According to the book review below, which church did Christian Piatt found?

Source extract:
┌──

One gets a lingering sense of déjà vu reading postChristian: What’s Left? Can We Fix it? Do We Care?, a new book by Christian Piatt, founder of Milagro Christian Church in Pueblo, Colorado, and creator and editor of the Banned Questions book series. There’s the neo-Schliermachian attempt to deal with the newest wave of Christianity’s “cultured despisers” and the edgy, progressive attempt to ruffle feathers (“This book is going to piss you off!”). But the déjà vu results primarily from realizing halfway through the book that rather than being post-anything, Piatt’s newest work is just another spin around the liberal/conservative theological merry-go-round that leaves readers standing right where they started.
Piatt attempts to address Christianity’s increasingly uncertain place in (one must assume American) society by talking through vices and virtues of the church. At the end, the main takeaway is to be more loving, more accepting, to those around us in the hope that we can take our place alongside our cultured brothers and sisters as contributing members of the human project. The message is more cliché (thoroughly in keeping with much 20th- and 21st-century mainline Protestant theology) than threatening. It reminds me of when I worked for an organization advocating for human rights in North Korea and would corner people at activities bazaars by asking if they “supported human rights.” Um, of course. In response to Piatt, obviously we would respond with resounding support for loving our neighbor, but this framing merely begs the question, “What does Piatt mean by the word ‘love’?” Because it is clear that we disagree.
postChristian: What's Left? Can We Fix It? Do We Care?
Christian Piatt
Fuzzy concepts and poor logic are among the consistent and severe problems in this short volume. There’s the odd hypocrisy of denying the right to make truth claims by making a truth claim or of arguing for the importance of subjective understandings and experiences only to claim that one genre of such subjectivity is acceptable whereas other apparently are not. It is never quite clear which “church” Piatt is addressing/targeting (evangelicals? prosperity gospellers? fundamentalists? mainliners?). Then there is the curious use of “institutions” as almost a slur while showing a rather startling lack of understanding of what the word even means or that institutions could be judged good or bad but never avoidable. And despite all the encouraging and optimistic language, by the end of the book it is hard to tell whether “claiming the message” and “following the call of Jesus” are anything more than a hollow cultural marker used simply for its surface recognizability.

└──

Material shown:
┌──

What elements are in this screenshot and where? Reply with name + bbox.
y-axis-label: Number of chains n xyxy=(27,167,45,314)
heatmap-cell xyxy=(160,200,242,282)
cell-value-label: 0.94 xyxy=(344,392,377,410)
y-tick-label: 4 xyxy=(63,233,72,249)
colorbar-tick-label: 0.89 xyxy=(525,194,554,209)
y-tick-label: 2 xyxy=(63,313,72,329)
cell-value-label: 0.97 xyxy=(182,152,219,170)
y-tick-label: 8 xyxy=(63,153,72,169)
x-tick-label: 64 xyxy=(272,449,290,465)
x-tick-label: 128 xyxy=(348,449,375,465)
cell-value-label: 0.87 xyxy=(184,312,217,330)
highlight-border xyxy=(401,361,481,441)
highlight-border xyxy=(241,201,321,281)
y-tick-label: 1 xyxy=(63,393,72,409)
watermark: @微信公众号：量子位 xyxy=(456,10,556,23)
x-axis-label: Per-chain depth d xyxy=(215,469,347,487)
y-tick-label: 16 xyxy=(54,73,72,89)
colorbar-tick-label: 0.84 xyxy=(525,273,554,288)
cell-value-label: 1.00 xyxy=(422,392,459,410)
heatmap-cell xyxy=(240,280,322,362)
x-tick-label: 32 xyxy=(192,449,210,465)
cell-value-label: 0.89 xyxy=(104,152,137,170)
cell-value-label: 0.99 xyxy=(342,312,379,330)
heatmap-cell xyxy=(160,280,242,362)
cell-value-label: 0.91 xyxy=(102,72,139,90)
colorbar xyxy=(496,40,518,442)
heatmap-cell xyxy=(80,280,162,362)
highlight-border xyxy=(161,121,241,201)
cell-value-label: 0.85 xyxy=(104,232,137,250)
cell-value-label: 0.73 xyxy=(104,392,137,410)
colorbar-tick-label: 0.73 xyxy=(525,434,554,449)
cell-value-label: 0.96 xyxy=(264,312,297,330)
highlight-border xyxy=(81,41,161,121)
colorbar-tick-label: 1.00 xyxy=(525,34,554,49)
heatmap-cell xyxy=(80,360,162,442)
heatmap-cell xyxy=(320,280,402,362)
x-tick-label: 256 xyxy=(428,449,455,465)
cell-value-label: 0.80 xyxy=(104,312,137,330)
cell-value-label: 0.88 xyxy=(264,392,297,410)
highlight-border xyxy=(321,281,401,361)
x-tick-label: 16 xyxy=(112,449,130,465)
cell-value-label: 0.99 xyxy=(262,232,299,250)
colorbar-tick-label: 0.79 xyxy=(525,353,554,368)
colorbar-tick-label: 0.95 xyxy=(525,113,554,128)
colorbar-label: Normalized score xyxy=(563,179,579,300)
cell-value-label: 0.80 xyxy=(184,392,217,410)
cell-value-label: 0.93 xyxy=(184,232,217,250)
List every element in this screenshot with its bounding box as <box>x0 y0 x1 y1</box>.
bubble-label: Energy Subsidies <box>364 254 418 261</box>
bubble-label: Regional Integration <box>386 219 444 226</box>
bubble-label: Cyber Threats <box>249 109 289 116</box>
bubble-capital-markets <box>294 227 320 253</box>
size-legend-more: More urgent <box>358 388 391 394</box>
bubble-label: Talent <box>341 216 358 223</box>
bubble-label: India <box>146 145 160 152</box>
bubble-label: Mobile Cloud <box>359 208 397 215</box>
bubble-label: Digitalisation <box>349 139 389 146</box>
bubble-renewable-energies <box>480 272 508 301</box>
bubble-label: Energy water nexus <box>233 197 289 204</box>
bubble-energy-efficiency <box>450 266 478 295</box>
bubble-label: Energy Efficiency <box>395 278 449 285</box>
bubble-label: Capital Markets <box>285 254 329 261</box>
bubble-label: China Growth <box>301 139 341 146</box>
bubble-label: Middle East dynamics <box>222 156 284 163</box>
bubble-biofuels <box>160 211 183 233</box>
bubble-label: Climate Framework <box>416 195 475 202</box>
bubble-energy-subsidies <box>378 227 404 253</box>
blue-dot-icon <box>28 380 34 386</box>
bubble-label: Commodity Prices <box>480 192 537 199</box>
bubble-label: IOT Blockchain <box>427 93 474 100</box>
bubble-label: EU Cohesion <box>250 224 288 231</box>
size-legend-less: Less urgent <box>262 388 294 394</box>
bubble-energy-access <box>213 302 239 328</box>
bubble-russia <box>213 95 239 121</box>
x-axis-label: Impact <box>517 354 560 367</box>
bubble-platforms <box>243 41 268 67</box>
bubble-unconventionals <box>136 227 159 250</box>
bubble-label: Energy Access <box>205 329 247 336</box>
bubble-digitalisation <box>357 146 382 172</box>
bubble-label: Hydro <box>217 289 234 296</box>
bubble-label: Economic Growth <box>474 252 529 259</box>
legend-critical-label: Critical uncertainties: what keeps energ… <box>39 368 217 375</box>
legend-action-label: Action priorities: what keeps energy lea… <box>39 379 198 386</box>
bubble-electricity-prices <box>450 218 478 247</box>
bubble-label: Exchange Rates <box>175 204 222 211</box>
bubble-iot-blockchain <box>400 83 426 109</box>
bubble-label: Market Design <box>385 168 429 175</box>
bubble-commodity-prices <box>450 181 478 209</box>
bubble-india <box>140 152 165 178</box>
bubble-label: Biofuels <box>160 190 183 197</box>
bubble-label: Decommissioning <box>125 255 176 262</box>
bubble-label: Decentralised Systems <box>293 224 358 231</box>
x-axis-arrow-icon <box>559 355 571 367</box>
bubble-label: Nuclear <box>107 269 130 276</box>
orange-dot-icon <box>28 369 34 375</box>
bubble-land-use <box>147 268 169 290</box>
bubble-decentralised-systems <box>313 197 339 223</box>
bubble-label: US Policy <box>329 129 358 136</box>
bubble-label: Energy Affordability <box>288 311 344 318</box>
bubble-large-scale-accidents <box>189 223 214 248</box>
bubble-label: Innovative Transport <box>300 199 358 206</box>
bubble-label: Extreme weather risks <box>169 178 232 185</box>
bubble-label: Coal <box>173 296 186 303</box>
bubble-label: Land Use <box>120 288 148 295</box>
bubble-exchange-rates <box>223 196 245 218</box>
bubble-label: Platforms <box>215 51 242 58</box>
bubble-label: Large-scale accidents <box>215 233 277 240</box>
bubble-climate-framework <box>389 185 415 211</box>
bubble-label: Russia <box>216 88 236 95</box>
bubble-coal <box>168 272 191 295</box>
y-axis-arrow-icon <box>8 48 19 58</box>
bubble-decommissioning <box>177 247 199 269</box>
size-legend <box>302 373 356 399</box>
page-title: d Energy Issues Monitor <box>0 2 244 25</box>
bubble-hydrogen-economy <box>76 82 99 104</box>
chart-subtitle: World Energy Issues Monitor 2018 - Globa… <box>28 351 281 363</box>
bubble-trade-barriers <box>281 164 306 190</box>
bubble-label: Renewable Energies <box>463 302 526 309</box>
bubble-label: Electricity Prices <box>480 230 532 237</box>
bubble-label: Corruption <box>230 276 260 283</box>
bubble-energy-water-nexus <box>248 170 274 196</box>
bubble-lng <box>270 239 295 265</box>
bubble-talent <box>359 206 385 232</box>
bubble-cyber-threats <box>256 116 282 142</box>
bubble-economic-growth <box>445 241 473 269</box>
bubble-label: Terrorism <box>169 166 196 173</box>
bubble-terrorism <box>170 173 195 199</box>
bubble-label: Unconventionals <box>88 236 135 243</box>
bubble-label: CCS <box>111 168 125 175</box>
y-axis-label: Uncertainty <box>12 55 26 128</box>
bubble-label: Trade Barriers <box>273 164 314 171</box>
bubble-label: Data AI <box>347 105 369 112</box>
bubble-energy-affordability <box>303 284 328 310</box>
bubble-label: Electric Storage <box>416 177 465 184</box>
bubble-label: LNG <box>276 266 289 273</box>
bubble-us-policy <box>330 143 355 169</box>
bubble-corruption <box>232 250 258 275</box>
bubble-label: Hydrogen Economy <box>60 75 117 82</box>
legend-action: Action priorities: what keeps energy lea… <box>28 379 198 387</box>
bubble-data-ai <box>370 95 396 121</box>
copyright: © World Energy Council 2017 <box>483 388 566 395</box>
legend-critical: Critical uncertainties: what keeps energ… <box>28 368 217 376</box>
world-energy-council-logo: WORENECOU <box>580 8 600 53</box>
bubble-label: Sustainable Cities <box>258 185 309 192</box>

└──

Answer section: Milagro Christian Church in Pueblo, Colorado.